> [Job]: Below are records; work out how many of their lines contain "JSON" and give only that number.

-- begin Records for this task --

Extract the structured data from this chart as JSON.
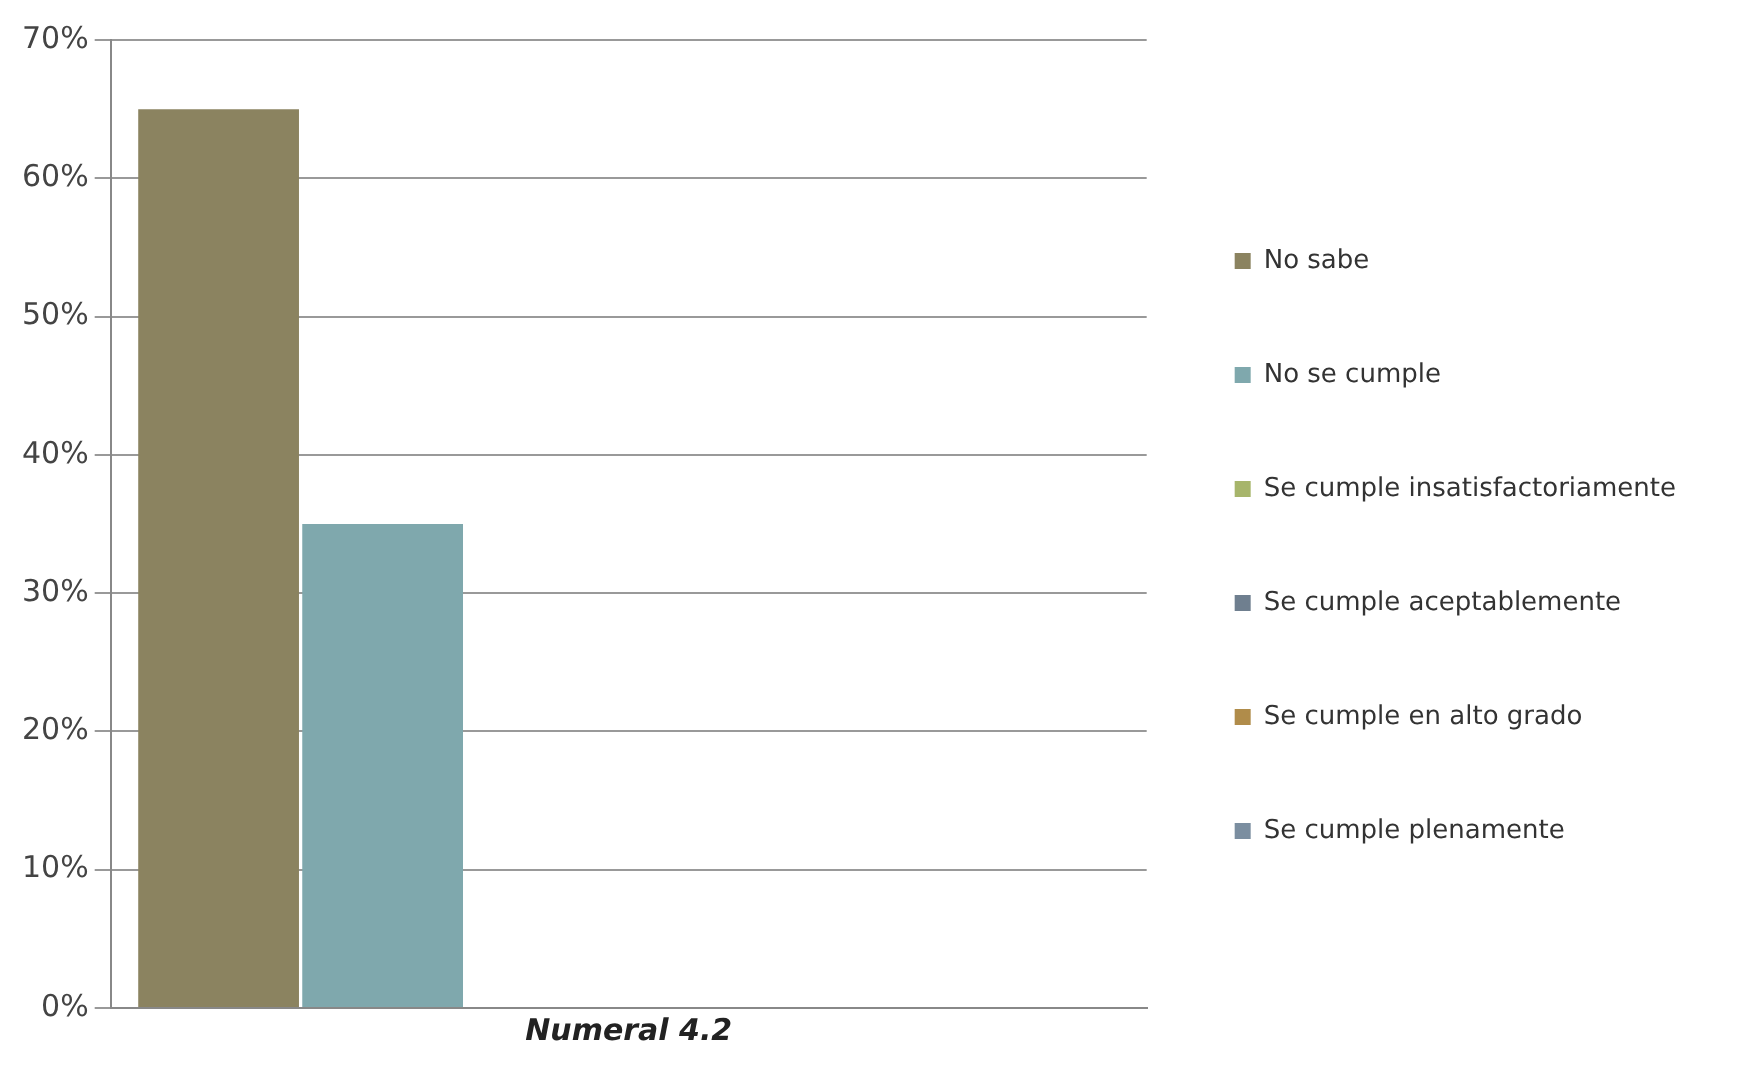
{
  "chart_data": {
    "type": "bar",
    "categories": [
      "Numeral 4.2"
    ],
    "series": [
      {
        "name": "No sabe",
        "color": "#8b8360",
        "values": [
          65
        ]
      },
      {
        "name": "No se cumple",
        "color": "#7fa8ad",
        "values": [
          35
        ]
      },
      {
        "name": "Se cumple insatisfactoriamente",
        "color": "#a7b56b",
        "values": [
          0
        ]
      },
      {
        "name": "Se cumple aceptablemente",
        "color": "#6f7f8f",
        "values": [
          0
        ]
      },
      {
        "name": "Se cumple en alto grado",
        "color": "#b08c4a",
        "values": [
          0
        ]
      },
      {
        "name": "Se cumple plenamente",
        "color": "#7b8ea0",
        "values": [
          0
        ]
      }
    ],
    "ylim": [
      0,
      70
    ],
    "yticks": [
      {
        "value": 0,
        "label": "0%"
      },
      {
        "value": 10,
        "label": "10%"
      },
      {
        "value": 20,
        "label": "20%"
      },
      {
        "value": 30,
        "label": "30%"
      },
      {
        "value": 40,
        "label": "40%"
      },
      {
        "value": 50,
        "label": "50%"
      },
      {
        "value": 60,
        "label": "60%"
      },
      {
        "value": 70,
        "label": "70%"
      }
    ],
    "grid": "y",
    "legend": "right"
  }
}
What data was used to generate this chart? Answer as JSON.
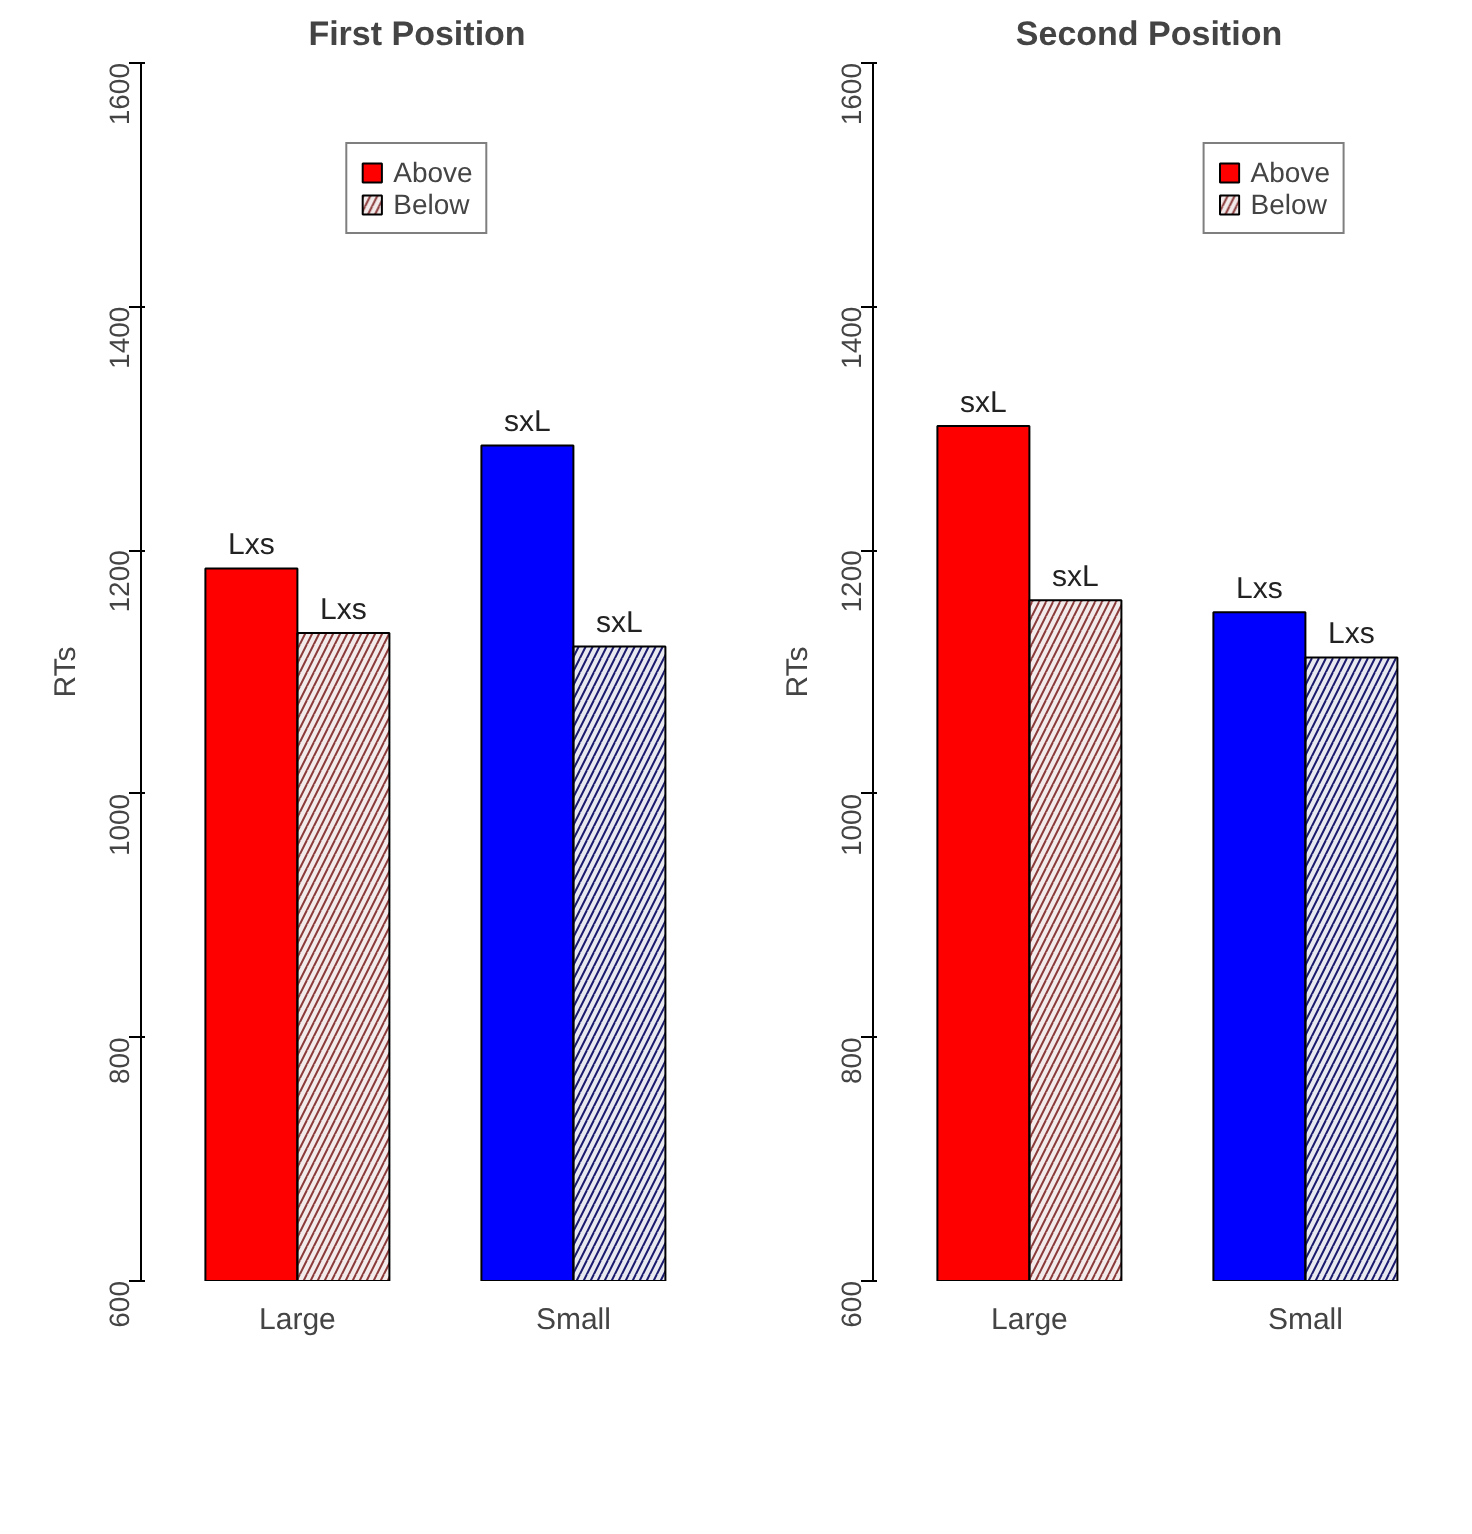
{
  "chart_data": [
    {
      "type": "bar",
      "title": "First Position",
      "ylabel": "RTs",
      "categories": [
        "Large",
        "Small"
      ],
      "ylim": [
        600,
        1600
      ],
      "yticks": [
        600,
        800,
        1000,
        1200,
        1400,
        1600
      ],
      "grid": false,
      "legend": "top",
      "series": [
        {
          "name": "Above",
          "colors": [
            "#ff0000",
            "#0000ff"
          ],
          "values": [
            1185,
            1286
          ],
          "value_labels": [
            "Lxs",
            "sxL"
          ]
        },
        {
          "name": "Below",
          "colors": [
            "#8b3a3a",
            "#1a1a6e"
          ],
          "values": [
            1132,
            1121
          ],
          "value_labels": [
            "Lxs",
            "sxL"
          ]
        }
      ]
    },
    {
      "type": "bar",
      "title": "Second Position",
      "ylabel": "RTs",
      "categories": [
        "Large",
        "Small"
      ],
      "ylim": [
        600,
        1600
      ],
      "yticks": [
        600,
        800,
        1000,
        1200,
        1400,
        1600
      ],
      "grid": false,
      "legend": "top right",
      "series": [
        {
          "name": "Above",
          "colors": [
            "#ff0000",
            "#0000ff"
          ],
          "values": [
            1302,
            1149
          ],
          "value_labels": [
            "sxL",
            "Lxs"
          ]
        },
        {
          "name": "Below",
          "colors": [
            "#8b3a3a",
            "#1a1a6e"
          ],
          "values": [
            1159,
            1112
          ],
          "value_labels": [
            "sxL",
            "Lxs"
          ]
        }
      ]
    }
  ]
}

-- end Records for this task --

> [Problem solution]: 2